Short task:
Rename "svg-text" to "vector-text" throughout the entries from the start up to and including the line with "svg-text:0: 0 <box>168 478 174 489</box>". Give those lines again with nothing else changed.

Bounding box entries
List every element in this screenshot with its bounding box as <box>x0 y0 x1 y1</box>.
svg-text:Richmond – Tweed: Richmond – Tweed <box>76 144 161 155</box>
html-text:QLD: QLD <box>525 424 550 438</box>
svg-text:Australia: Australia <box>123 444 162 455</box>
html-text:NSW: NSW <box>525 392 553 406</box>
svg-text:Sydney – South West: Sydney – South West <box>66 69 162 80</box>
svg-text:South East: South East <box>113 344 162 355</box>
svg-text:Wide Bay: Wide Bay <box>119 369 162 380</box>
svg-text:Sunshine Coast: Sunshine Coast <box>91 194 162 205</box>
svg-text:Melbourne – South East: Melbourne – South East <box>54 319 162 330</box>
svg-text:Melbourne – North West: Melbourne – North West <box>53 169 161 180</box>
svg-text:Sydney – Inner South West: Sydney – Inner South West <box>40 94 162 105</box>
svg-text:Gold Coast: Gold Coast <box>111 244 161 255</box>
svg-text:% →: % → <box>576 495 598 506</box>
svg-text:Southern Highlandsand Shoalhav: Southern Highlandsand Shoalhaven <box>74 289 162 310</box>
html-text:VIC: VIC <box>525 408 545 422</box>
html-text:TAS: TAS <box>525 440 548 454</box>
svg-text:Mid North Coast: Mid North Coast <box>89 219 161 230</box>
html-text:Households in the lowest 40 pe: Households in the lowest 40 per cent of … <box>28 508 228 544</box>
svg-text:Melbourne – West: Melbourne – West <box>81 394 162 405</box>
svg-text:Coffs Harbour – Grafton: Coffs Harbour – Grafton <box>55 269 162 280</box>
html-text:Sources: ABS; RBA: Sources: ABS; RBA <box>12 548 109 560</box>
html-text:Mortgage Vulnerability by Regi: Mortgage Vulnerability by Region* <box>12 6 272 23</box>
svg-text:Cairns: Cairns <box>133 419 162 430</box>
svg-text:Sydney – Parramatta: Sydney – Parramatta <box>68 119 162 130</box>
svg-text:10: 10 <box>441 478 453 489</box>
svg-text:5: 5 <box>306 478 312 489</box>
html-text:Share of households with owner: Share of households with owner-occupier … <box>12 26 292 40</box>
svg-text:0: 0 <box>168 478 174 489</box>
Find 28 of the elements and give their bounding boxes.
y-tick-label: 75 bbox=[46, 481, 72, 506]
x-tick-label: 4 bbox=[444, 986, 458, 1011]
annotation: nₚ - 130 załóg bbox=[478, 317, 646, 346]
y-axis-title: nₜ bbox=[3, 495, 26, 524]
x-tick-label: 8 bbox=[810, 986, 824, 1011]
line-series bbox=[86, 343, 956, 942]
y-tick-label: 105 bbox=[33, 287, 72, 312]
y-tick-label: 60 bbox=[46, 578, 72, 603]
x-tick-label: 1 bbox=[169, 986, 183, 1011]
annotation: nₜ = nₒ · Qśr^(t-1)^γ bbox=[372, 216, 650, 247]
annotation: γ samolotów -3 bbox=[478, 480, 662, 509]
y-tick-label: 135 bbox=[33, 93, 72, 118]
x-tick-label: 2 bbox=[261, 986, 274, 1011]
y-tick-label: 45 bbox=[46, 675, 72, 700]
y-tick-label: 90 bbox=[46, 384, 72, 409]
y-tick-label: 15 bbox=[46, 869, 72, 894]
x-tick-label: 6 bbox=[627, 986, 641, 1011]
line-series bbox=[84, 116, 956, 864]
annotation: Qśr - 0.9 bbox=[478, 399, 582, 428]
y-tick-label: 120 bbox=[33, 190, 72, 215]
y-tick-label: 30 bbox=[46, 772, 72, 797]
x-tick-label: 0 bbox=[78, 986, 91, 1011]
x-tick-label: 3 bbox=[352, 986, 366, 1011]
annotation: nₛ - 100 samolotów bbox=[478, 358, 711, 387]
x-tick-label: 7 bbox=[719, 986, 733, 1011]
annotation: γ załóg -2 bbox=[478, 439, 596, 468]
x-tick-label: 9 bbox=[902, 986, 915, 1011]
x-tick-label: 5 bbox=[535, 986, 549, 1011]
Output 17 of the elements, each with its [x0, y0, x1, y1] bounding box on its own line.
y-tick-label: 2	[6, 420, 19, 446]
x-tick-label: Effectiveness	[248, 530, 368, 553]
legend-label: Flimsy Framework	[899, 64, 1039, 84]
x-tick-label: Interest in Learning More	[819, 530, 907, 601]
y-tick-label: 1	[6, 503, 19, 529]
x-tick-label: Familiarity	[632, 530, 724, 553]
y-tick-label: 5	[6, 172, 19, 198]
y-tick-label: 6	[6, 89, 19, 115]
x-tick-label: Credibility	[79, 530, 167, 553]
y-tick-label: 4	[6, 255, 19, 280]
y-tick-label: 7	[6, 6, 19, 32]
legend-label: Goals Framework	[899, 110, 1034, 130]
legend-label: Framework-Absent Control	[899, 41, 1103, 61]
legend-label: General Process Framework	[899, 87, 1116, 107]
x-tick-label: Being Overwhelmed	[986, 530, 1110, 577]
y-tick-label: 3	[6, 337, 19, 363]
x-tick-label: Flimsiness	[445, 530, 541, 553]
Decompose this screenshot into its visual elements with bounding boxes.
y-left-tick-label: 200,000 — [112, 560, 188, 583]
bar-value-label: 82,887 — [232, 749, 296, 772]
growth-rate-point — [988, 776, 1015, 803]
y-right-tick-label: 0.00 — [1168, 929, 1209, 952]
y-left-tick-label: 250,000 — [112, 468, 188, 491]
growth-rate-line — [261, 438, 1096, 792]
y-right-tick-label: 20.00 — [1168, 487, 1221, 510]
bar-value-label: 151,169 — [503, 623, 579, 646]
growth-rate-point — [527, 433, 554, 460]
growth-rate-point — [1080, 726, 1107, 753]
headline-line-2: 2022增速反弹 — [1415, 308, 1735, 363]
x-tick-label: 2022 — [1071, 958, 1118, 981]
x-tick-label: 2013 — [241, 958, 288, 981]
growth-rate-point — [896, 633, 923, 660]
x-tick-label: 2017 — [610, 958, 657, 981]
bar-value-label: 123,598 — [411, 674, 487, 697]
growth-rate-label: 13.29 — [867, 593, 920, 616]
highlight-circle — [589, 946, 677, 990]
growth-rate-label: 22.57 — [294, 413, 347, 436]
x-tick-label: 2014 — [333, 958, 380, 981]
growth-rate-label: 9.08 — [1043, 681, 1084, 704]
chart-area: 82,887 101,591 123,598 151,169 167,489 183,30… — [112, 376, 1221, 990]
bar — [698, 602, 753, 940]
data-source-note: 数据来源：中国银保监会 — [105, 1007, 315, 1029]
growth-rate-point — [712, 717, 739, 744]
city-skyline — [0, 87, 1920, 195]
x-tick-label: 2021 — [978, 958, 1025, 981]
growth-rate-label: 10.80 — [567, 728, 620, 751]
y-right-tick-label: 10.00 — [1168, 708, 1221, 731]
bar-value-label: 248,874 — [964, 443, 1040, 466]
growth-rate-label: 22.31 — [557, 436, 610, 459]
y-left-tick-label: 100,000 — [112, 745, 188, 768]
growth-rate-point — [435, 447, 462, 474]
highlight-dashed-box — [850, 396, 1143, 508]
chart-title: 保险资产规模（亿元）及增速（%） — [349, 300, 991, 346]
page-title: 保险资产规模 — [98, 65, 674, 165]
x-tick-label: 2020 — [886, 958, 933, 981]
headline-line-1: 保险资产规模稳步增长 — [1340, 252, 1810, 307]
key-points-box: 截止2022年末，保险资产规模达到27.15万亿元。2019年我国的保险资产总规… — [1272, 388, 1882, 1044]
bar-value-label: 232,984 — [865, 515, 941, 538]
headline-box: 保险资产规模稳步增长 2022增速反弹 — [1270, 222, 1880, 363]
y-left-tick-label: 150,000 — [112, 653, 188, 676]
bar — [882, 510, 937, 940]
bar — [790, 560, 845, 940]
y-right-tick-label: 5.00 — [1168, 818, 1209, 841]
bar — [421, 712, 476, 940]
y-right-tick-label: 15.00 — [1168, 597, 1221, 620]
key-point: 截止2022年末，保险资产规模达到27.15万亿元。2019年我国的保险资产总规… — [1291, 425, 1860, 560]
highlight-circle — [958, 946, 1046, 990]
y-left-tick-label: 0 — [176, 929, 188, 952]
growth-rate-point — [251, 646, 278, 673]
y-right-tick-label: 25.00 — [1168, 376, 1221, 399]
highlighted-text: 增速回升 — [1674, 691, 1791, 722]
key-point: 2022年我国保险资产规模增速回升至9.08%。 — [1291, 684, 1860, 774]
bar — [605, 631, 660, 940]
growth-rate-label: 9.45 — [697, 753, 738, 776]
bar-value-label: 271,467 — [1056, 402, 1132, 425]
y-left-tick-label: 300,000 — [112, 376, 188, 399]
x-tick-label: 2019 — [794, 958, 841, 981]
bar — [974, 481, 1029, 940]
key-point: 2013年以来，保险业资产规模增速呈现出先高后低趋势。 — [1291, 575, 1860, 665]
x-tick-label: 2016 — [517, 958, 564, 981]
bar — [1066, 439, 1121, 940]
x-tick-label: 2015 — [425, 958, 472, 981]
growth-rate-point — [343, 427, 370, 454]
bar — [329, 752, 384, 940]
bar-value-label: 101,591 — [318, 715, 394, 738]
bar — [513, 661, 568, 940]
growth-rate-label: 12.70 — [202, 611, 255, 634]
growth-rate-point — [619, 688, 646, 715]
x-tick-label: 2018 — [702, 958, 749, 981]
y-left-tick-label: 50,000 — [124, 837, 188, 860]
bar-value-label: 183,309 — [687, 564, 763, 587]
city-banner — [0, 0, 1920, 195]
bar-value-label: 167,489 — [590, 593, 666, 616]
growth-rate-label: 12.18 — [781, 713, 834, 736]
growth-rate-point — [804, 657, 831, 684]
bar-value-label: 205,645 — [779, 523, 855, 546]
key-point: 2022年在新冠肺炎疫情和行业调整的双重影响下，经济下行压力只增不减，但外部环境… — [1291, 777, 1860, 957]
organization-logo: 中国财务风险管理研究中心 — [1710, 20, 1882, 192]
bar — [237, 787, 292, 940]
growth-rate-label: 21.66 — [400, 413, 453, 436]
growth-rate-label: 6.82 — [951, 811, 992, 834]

Full solution:
List every element in this screenshot with its bounding box as <box>x0 y0 x1 y1</box>.
vector-text:Richmond – Tweed: Richmond – Tweed <box>76 144 161 155</box>
html-text:QLD: QLD <box>525 424 550 438</box>
vector-text:Australia: Australia <box>123 444 162 455</box>
html-text:NSW: NSW <box>525 392 553 406</box>
vector-text:Sydney – South West: Sydney – South West <box>66 69 162 80</box>
vector-text:South East: South East <box>113 344 162 355</box>
vector-text:Wide Bay: Wide Bay <box>119 369 162 380</box>
vector-text:Sunshine Coast: Sunshine Coast <box>91 194 162 205</box>
vector-text:Melbourne – South East: Melbourne – South East <box>54 319 162 330</box>
vector-text:Melbourne – North West: Melbourne – North West <box>53 169 161 180</box>
vector-text:Sydney – Inner South West: Sydney – Inner South West <box>40 94 162 105</box>
vector-text:Gold Coast: Gold Coast <box>111 244 161 255</box>
vector-text:% →: % → <box>576 495 598 506</box>
vector-text:Southern Highlandsand Shoalhav: Southern Highlandsand Shoalhaven <box>74 289 162 310</box>
html-text:VIC: VIC <box>525 408 545 422</box>
html-text:TAS: TAS <box>525 440 548 454</box>
vector-text:Mid North Coast: Mid North Coast <box>89 219 161 230</box>
html-text:Households in the lowest 40 pe: Households in the lowest 40 per cent of … <box>28 508 228 544</box>
vector-text:Melbourne – West: Melbourne – West <box>81 394 162 405</box>
vector-text:Coffs Harbour – Grafton: Coffs Harbour – Grafton <box>55 269 162 280</box>
html-text:Sources: ABS; RBA: Sources: ABS; RBA <box>12 548 109 560</box>
html-text:Mortgage Vulnerability by Regi: Mortgage Vulnerability by Region* <box>12 6 272 23</box>
vector-text:Cairns: Cairns <box>133 419 162 430</box>
vector-text:Sydney – Parramatta: Sydney – Parramatta <box>68 119 162 130</box>
vector-text:10: 10 <box>441 478 453 489</box>
vector-text:5: 5 <box>306 478 312 489</box>
html-text:Share of households with owner: Share of households with owner-occupier … <box>12 26 292 40</box>
vector-text:0: 0 <box>168 478 174 489</box>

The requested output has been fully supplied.